REQUESTS
(a) Reproduce the Migration Motives Statistic description from "Family – The" up to and including "a family migrant.", substituting "90 days" for every occurrence of "120 days".
(b) According to the Migration Motives Statistic description, which data does CBS have on each selected immigrant? List them all.

-- start SOURCE TEXT --

Migration Motives Statistic

What does the survey entail?

Objective

The Migration Motives Statistic provides information on the immigration of persons with a non-Dutch nationality, broken down by the reason for immigration into the Netherlands.

Target population

The population in this table comprises all immigrants holding a non-Dutch nationality at the time of entry. Information on entry date, nationality, age and length of stay was derived from the Personal Records Database (BRP). The socio-economic categories and the register-derived migration purposes of immigrants from EU/EFTA countries are determined based on data from the System of Social Statistical Datasets (SSB). In order to derive migration purposes, a selection has been made from all immigrants who have registered as residents of the Netherlands since 1999. CBS has data available on each selected immigrant including nationality, entry date, entry date of parents, entry date of the partner, starting date of employment and study enrolment date. The migration motive was derived from these data and according to decision rules described below.

Register-derived migration purpose and decision rule

Family – The register-derived migration purpose ‘Family’ applies to persons immigrating within 120 days after his or her partner’s entry, or within 120 days after entry of the migrant’s father or mother. Persons migrating to the Netherlands whose partner entered earlier than 120 days ago are always classified under family migrants. Couples who arrived in the Netherlands without being accompanied by a parent are classified as one family migrant and one labour migrant. The first person to take up employment is classified as a labour migrant, the other person as a family migrant.

-- end SOURCE TEXT --
-- start LISTING --

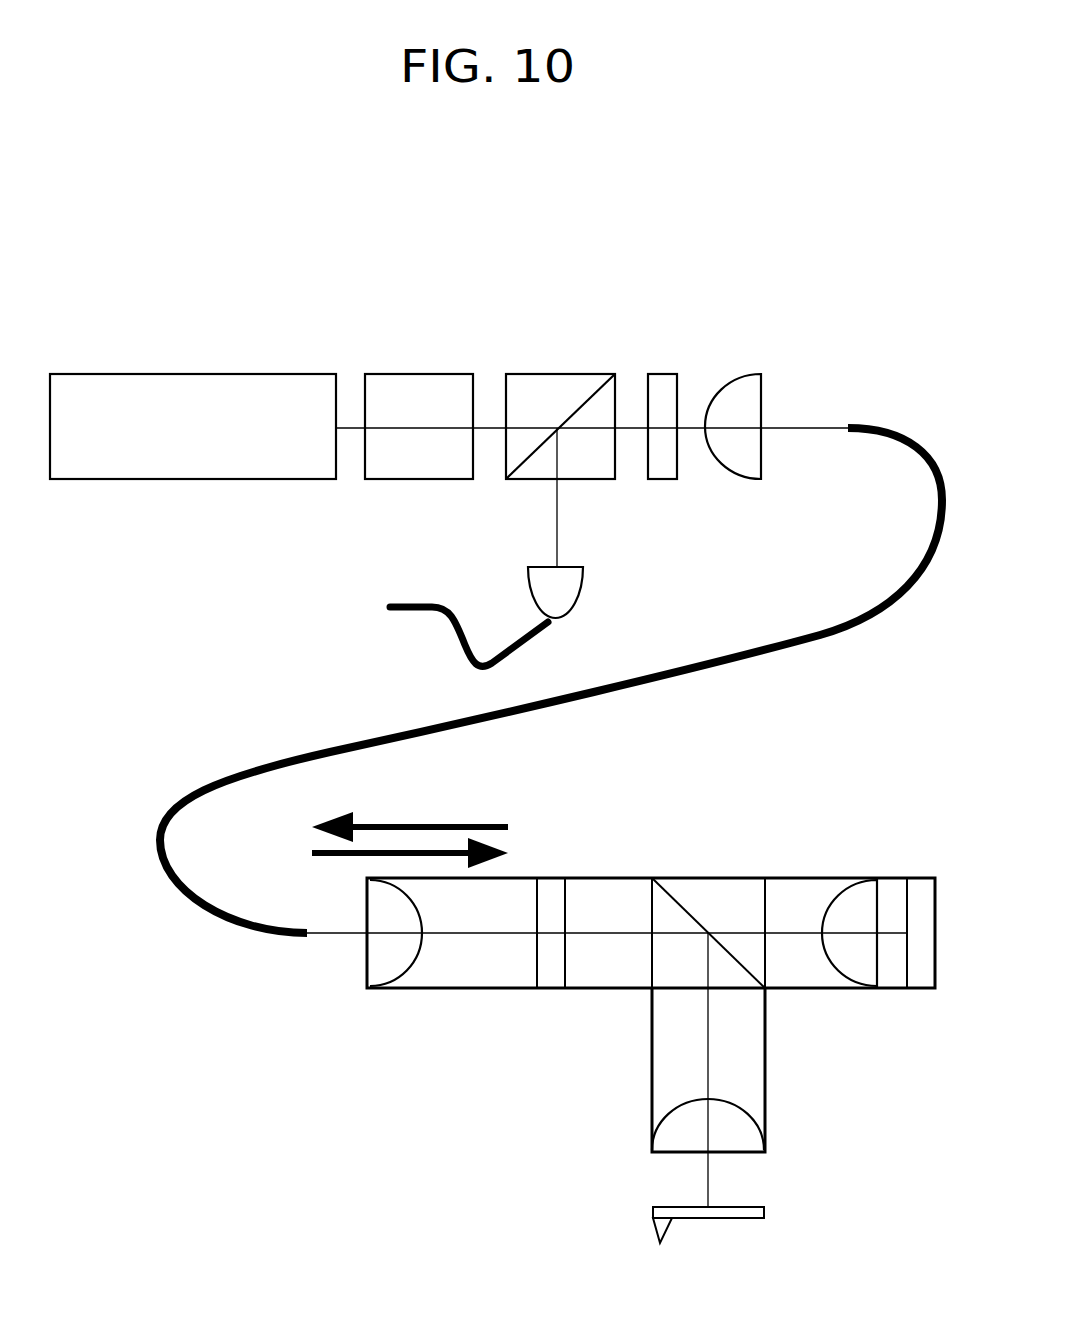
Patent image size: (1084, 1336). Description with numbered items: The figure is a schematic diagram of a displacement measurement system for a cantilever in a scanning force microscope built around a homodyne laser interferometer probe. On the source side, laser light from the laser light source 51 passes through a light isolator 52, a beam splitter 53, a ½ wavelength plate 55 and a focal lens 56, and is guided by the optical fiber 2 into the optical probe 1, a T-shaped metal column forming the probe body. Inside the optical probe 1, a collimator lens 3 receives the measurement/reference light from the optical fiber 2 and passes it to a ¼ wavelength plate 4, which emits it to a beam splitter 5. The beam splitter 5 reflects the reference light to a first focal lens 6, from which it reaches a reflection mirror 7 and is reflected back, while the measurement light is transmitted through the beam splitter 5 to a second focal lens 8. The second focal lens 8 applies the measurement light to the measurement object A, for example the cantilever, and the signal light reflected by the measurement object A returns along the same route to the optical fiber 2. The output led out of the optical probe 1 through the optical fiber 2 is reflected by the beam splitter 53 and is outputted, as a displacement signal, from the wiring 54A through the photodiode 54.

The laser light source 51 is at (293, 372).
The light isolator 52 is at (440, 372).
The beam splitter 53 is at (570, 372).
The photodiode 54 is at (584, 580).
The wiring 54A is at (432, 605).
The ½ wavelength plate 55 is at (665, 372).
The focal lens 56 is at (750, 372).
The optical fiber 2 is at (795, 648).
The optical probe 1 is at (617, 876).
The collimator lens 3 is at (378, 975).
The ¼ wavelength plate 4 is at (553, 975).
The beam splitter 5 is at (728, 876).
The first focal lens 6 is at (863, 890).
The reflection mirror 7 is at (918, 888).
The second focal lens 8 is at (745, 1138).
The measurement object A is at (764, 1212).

-- end LISTING --

ANSWERS IN ORDER
(a)
Family – The register-derived migration purpose ‘Family’ applies to persons immigrating within 90 days after his or her partner’s entry, or within 90 days after entry of the migrant’s father or mother. Persons migrating to the Netherlands whose partner entered earlier than 90 days ago are always classified under family migrants. Couples who arrived in the Netherlands without being accompanied by a parent are classified as one family migrant and one labour migrant. The first person to take up employment is classified as a labour migrant, the other person as a family migrant.

(b)
- nationality
- entry date
- entry date of parents
- entry date of the partner
- starting date of employment
- study enrolment date